## BEGIN Records provided

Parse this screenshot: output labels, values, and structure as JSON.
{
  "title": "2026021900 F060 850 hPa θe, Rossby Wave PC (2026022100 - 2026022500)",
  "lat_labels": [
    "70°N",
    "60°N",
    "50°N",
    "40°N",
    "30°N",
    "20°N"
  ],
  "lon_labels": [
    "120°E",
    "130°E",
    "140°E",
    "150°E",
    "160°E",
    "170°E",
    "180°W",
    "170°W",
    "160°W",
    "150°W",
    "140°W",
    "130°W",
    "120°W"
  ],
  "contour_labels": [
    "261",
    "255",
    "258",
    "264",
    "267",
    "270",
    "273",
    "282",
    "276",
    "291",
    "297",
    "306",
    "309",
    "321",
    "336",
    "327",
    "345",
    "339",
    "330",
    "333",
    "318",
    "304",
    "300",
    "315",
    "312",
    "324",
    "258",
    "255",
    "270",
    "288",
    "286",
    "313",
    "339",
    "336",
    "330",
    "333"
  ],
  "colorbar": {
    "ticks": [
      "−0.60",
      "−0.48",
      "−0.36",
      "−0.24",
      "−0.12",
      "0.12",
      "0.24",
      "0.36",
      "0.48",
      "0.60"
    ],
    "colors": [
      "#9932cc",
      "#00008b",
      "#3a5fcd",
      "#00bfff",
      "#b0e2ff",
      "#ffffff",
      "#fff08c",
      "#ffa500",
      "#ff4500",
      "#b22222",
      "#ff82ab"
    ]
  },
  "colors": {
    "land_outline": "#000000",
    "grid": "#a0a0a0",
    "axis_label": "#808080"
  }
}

## END Records provided

Extract each line of the material exactly as it stands.

Complete output |
Parse this screenshot: output labels, values, and structure as JSON.
{
  "title": "2026021900 F060 850 hPa θe, Rossby Wave PC (2026022100 - 2026022500)",
  "lat_labels": [
    "70°N",
    "60°N",
    "50°N",
    "40°N",
    "30°N",
    "20°N"
  ],
  "lon_labels": [
    "120°E",
    "130°E",
    "140°E",
    "150°E",
    "160°E",
    "170°E",
    "180°W",
    "170°W",
    "160°W",
    "150°W",
    "140°W",
    "130°W",
    "120°W"
  ],
  "contour_labels": [
    "261",
    "255",
    "258",
    "264",
    "267",
    "270",
    "273",
    "282",
    "276",
    "291",
    "297",
    "306",
    "309",
    "321",
    "336",
    "327",
    "345",
    "339",
    "330",
    "333",
    "318",
    "304",
    "300",
    "315",
    "312",
    "324",
    "258",
    "255",
    "270",
    "288",
    "286",
    "313",
    "339",
    "336",
    "330",
    "333"
  ],
  "colorbar": {
    "ticks": [
      "−0.60",
      "−0.48",
      "−0.36",
      "−0.24",
      "−0.12",
      "0.12",
      "0.24",
      "0.36",
      "0.48",
      "0.60"
    ],
    "colors": [
      "#9932cc",
      "#00008b",
      "#3a5fcd",
      "#00bfff",
      "#b0e2ff",
      "#ffffff",
      "#fff08c",
      "#ffa500",
      "#ff4500",
      "#b22222",
      "#ff82ab"
    ]
  },
  "colors": {
    "land_outline": "#000000",
    "grid": "#a0a0a0",
    "axis_label": "#808080"
  }
}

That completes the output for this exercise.